----- PROVIDED RECORDS

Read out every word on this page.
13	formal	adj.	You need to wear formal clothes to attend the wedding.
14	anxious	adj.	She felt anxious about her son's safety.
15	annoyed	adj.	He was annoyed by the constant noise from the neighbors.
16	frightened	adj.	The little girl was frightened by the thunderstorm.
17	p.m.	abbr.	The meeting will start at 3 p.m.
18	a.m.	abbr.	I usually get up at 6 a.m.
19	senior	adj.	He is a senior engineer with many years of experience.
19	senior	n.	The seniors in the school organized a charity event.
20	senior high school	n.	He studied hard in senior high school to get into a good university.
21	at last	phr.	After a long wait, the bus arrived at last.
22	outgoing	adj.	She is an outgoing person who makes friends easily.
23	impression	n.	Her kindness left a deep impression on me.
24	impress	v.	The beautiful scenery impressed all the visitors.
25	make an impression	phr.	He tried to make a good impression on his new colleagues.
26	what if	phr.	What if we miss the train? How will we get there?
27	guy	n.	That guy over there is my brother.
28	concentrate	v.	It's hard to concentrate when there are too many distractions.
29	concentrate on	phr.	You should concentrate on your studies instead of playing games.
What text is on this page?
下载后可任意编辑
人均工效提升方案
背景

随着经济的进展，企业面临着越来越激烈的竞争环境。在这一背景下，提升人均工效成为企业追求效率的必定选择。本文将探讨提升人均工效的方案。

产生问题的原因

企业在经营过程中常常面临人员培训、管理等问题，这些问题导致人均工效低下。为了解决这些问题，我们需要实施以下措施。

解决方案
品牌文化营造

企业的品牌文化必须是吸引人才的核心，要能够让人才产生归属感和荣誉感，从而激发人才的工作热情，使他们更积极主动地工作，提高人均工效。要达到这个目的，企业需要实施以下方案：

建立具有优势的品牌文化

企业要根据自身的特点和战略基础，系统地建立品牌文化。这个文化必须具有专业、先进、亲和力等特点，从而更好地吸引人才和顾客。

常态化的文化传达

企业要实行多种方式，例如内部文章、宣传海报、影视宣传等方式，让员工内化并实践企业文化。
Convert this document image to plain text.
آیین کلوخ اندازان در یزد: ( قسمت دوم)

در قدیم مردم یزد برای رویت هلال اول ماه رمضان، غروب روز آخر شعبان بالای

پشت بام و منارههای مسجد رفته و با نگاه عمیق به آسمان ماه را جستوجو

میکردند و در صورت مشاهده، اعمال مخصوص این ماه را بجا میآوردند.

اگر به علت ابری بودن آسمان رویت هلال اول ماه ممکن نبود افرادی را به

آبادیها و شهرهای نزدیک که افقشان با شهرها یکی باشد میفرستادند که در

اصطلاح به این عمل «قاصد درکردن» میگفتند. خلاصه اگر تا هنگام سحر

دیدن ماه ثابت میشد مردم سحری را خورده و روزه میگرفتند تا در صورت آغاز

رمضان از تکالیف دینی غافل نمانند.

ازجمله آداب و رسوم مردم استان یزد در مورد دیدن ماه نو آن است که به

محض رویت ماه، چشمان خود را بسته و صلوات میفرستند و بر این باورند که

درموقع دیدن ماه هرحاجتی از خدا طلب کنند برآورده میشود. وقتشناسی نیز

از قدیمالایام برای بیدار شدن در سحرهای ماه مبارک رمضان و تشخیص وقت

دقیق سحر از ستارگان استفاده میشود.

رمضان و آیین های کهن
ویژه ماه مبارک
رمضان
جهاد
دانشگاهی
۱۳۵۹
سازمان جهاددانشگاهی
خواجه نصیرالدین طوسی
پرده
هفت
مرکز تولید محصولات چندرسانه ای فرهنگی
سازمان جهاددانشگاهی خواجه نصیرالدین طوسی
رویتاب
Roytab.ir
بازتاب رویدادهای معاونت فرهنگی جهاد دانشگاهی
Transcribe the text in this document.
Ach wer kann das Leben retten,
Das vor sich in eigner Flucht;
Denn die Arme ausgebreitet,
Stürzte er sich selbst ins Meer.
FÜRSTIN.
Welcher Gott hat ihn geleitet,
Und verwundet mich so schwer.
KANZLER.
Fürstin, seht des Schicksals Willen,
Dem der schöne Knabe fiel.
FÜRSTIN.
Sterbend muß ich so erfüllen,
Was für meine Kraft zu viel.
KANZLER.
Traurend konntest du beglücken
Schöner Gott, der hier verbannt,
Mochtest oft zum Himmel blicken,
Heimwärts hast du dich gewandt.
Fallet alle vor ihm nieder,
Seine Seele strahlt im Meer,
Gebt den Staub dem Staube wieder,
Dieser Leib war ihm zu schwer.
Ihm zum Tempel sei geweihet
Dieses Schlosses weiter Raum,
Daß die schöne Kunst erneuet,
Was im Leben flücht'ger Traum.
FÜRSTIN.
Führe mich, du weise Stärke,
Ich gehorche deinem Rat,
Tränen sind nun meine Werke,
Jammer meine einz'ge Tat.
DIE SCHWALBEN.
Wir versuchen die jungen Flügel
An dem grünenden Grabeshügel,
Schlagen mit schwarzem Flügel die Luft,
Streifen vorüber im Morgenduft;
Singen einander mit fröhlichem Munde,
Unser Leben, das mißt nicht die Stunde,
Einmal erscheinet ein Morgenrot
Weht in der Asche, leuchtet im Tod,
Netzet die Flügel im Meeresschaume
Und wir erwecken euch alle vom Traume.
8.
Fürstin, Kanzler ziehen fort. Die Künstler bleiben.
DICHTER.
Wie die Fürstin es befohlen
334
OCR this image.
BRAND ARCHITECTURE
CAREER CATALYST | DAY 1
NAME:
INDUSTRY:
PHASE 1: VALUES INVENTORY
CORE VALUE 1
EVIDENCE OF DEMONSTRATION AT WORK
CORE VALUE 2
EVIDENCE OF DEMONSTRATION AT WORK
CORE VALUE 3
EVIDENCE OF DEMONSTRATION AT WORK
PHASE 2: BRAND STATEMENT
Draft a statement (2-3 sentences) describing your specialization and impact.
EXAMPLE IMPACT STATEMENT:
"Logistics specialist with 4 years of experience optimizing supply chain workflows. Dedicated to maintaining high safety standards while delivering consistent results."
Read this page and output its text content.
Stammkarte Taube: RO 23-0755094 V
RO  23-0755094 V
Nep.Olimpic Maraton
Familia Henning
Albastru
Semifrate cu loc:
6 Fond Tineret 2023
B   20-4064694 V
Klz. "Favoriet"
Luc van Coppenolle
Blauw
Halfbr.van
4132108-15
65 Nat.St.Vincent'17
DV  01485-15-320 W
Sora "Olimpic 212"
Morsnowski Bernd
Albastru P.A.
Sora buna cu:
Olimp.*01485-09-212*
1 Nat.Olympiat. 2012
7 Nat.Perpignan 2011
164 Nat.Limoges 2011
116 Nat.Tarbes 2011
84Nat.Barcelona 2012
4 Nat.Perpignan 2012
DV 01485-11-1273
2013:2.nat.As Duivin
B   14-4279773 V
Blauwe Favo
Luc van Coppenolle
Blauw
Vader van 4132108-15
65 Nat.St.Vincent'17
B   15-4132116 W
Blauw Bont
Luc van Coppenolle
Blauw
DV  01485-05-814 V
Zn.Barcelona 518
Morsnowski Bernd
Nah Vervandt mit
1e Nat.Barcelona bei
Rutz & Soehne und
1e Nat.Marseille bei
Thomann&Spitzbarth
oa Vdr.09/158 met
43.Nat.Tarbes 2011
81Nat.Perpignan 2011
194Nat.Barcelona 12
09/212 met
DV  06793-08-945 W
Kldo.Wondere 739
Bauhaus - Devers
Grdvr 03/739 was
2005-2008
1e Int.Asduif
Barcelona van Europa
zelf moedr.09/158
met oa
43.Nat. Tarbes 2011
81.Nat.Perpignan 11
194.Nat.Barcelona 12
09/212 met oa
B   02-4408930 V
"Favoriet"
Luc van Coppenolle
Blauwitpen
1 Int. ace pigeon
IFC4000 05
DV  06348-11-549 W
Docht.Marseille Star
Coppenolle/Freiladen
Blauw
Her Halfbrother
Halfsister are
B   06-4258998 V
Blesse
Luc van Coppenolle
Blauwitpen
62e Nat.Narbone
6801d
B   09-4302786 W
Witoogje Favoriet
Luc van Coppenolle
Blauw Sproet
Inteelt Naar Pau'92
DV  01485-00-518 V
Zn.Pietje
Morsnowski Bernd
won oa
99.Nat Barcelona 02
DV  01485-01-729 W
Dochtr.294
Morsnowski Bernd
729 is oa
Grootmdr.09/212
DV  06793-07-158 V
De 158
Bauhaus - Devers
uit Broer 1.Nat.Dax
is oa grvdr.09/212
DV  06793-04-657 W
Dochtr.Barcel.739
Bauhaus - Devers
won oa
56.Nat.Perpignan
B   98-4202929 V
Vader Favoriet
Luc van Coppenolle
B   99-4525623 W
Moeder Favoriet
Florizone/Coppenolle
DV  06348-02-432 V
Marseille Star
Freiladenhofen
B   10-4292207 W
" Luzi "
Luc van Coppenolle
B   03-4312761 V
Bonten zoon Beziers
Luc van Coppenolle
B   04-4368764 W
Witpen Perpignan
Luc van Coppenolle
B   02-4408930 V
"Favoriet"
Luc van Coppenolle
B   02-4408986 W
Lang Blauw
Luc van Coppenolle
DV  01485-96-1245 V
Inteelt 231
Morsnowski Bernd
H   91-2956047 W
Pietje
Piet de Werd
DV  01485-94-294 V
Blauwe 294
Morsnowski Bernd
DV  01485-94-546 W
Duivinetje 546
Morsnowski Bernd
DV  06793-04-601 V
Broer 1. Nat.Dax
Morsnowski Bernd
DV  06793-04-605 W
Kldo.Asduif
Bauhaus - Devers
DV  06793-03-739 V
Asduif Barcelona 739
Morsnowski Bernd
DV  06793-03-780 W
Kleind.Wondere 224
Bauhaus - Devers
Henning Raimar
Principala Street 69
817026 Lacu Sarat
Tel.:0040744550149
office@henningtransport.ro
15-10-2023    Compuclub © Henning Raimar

----------

■ **TASK INSTRUCTIONS**
Find how many lines of the material carry the string "with". Only the number should be in the answer.

■ **ANSWER TO THIS PROBLEM**
2